Data listing:
>>>

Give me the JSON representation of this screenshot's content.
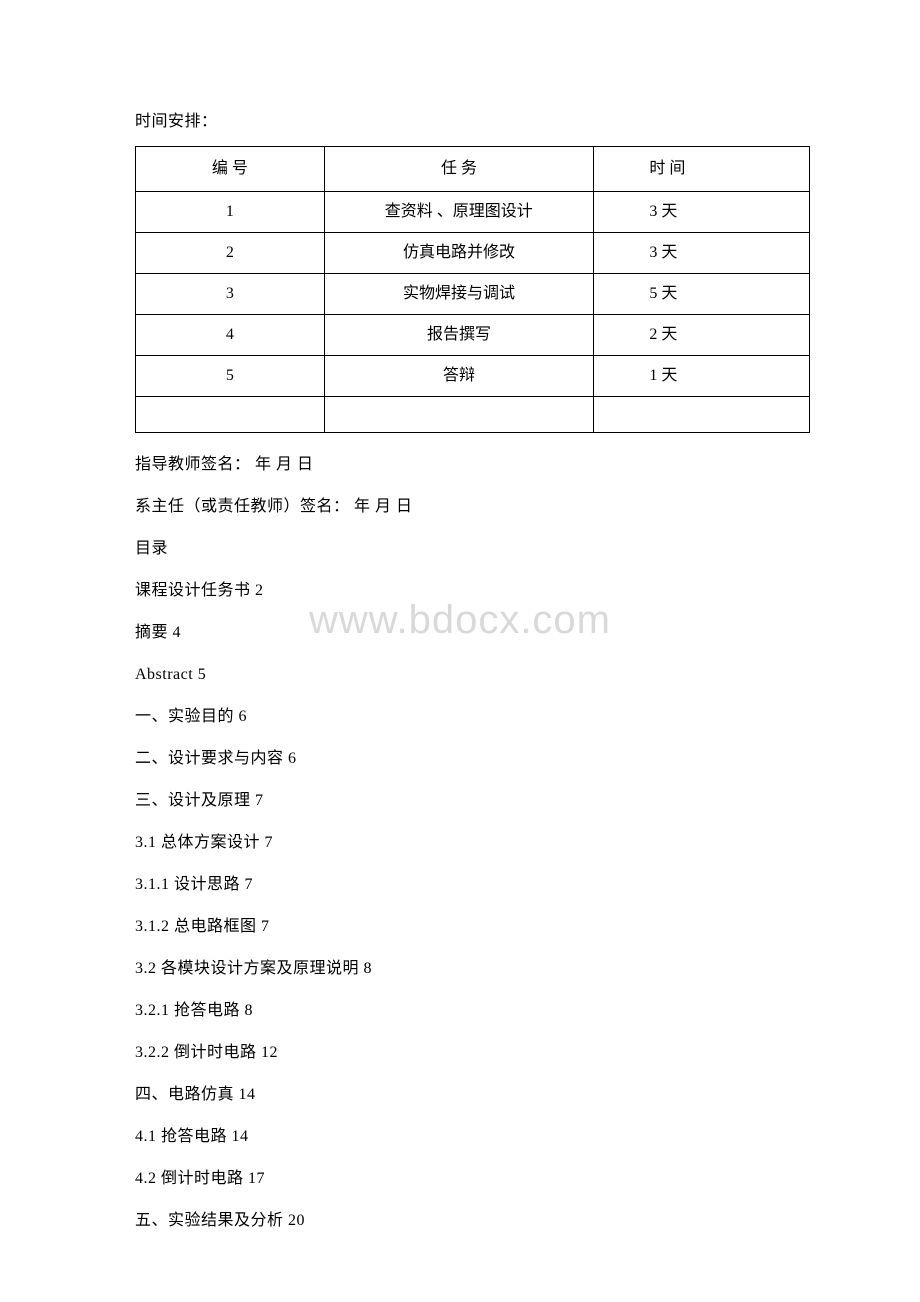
{
  "intro": "时间安排：",
  "table": {
    "headers": {
      "col1": "编 号",
      "col2": "任 务",
      "col3": "时 间"
    },
    "rows": [
      {
        "num": "1",
        "task": "查资料 、原理图设计",
        "time": "3 天"
      },
      {
        "num": "2",
        "task": "仿真电路并修改",
        "time": "3 天"
      },
      {
        "num": "3",
        "task": "实物焊接与调试",
        "time": "5 天"
      },
      {
        "num": "4",
        "task": "报告撰写",
        "time": "2 天"
      },
      {
        "num": "5",
        "task": "答辩",
        "time": "1 天"
      }
    ]
  },
  "lines": [
    "指导教师签名： 年 月 日",
    "系主任（或责任教师）签名： 年 月 日",
    "目录",
    "课程设计任务书 2",
    "摘要 4",
    "Abstract 5",
    "一、实验目的 6",
    "二、设计要求与内容 6",
    "三、设计及原理 7",
    "3.1 总体方案设计 7",
    "3.1.1 设计思路 7",
    "3.1.2 总电路框图 7",
    "3.2 各模块设计方案及原理说明 8",
    "3.2.1 抢答电路 8",
    "3.2.2 倒计时电路 12",
    "四、电路仿真 14",
    "4.1 抢答电路 14",
    "4.2 倒计时电路 17",
    "五、实验结果及分析 20"
  ],
  "watermark": "www.bdocx.com",
  "colors": {
    "background": "#ffffff",
    "text": "#000000",
    "border": "#000000",
    "watermark": "#d9d9d9"
  },
  "typography": {
    "body_fontsize": 16,
    "watermark_fontsize": 40,
    "font_family": "SimSun"
  }
}
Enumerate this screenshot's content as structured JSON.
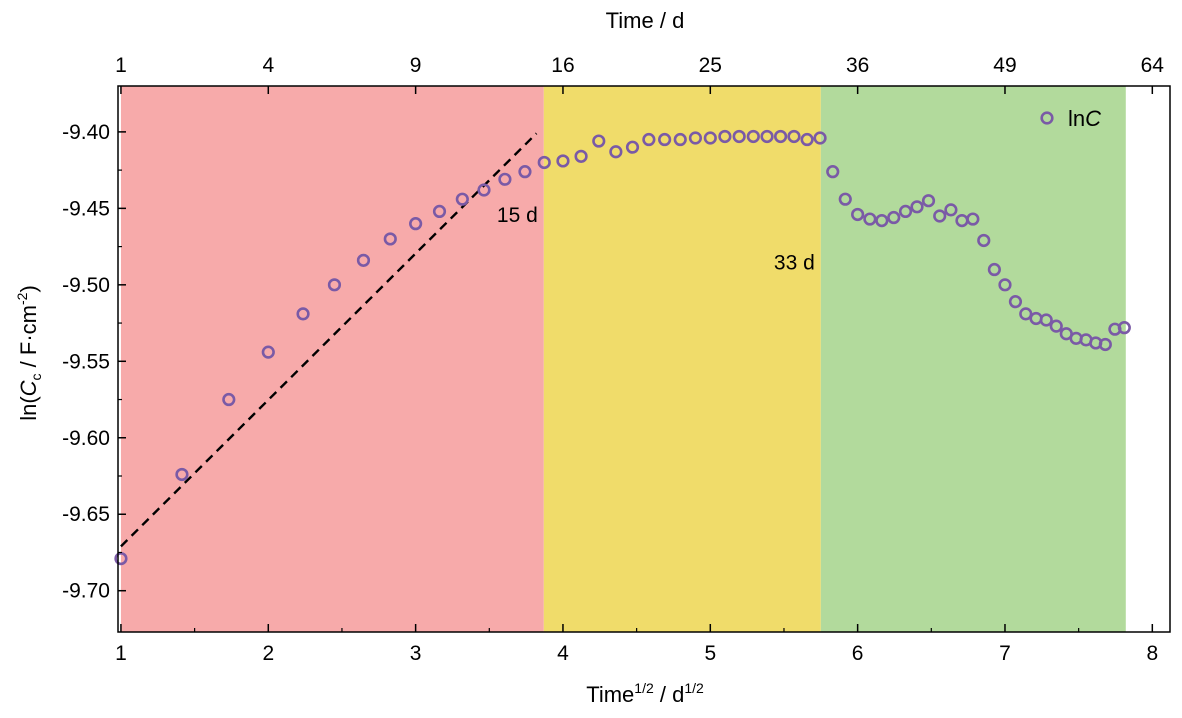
{
  "chart_data": {
    "type": "scatter",
    "x_label_base": "Time",
    "x_label_sup1": "1/2",
    "x_label_mid": " / d",
    "x_label_sup2": "1/2",
    "top_label": "Time / d",
    "y_label_pre": "ln(",
    "y_label_italic": "C",
    "y_label_sub": "c",
    "y_label_mid": " / F·cm",
    "y_label_sup": "-2",
    "y_label_post": ")",
    "xlim": [
      0.98,
      8.12
    ],
    "ylim": [
      -9.727,
      -9.37
    ],
    "x_ticks": [
      1,
      2,
      3,
      4,
      5,
      6,
      7,
      8
    ],
    "x_tick_labels": [
      "1",
      "2",
      "3",
      "4",
      "5",
      "6",
      "7",
      "8"
    ],
    "top_ticks": [
      1,
      2,
      3,
      4,
      5,
      6,
      7,
      8
    ],
    "top_tick_labels": [
      "1",
      "4",
      "9",
      "16",
      "25",
      "36",
      "49",
      "64"
    ],
    "y_ticks": [
      -9.7,
      -9.65,
      -9.6,
      -9.55,
      -9.5,
      -9.45,
      -9.4
    ],
    "y_tick_labels": [
      "-9.70",
      "-9.65",
      "-9.60",
      "-9.55",
      "-9.50",
      "-9.45",
      "-9.40"
    ],
    "regions": [
      {
        "x0": 1.0,
        "x1": 3.87,
        "color": "#f7aaaa"
      },
      {
        "x0": 3.87,
        "x1": 5.75,
        "color": "#f0dc6a"
      },
      {
        "x0": 5.75,
        "x1": 7.82,
        "color": "#b2da9c"
      }
    ],
    "annotations": [
      {
        "text": "15 d",
        "x": 3.87,
        "y": -9.459
      },
      {
        "text": "33 d",
        "x": 5.75,
        "y": -9.49
      }
    ],
    "fit_line": {
      "x0": 1.0,
      "y0": -9.671,
      "x1": 3.82,
      "y1": -9.401,
      "style": "dashed"
    },
    "series": [
      {
        "name": "lnC",
        "legend_text": "ln",
        "legend_italic": "C",
        "color": "#7a5aa6",
        "marker": "open-circle",
        "x": [
          1.0,
          1.414,
          1.732,
          2.0,
          2.236,
          2.449,
          2.646,
          2.828,
          3.0,
          3.162,
          3.317,
          3.464,
          3.606,
          3.742,
          3.873,
          4.0,
          4.123,
          4.243,
          4.359,
          4.472,
          4.583,
          4.69,
          4.796,
          4.899,
          5.0,
          5.099,
          5.196,
          5.292,
          5.385,
          5.477,
          5.568,
          5.657,
          5.745,
          5.831,
          5.916,
          6.0,
          6.083,
          6.164,
          6.245,
          6.325,
          6.403,
          6.481,
          6.557,
          6.633,
          6.708,
          6.782,
          6.856,
          6.928,
          7.0,
          7.071,
          7.141,
          7.211,
          7.28,
          7.348,
          7.416,
          7.483,
          7.55,
          7.616,
          7.681,
          7.746,
          7.81
        ],
        "y": [
          -9.679,
          -9.624,
          -9.575,
          -9.544,
          -9.519,
          -9.5,
          -9.484,
          -9.47,
          -9.46,
          -9.452,
          -9.444,
          -9.438,
          -9.431,
          -9.426,
          -9.42,
          -9.419,
          -9.416,
          -9.406,
          -9.413,
          -9.41,
          -9.405,
          -9.405,
          -9.405,
          -9.404,
          -9.404,
          -9.403,
          -9.403,
          -9.403,
          -9.403,
          -9.403,
          -9.403,
          -9.405,
          -9.404,
          -9.426,
          -9.444,
          -9.454,
          -9.457,
          -9.458,
          -9.456,
          -9.452,
          -9.449,
          -9.445,
          -9.455,
          -9.451,
          -9.458,
          -9.457,
          -9.471,
          -9.49,
          -9.5,
          -9.511,
          -9.519,
          -9.522,
          -9.523,
          -9.527,
          -9.532,
          -9.535,
          -9.536,
          -9.538,
          -9.539,
          -9.529,
          -9.528
        ]
      }
    ],
    "legend_position": "top-right"
  }
}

<<<

Goal of the exercise:
In the listing, find all lines with the string "this" and copy them.

Exercise solution:
Give me the JSON representation of this screenshot's content.
Enumerate this screenshot's content as structured JSON.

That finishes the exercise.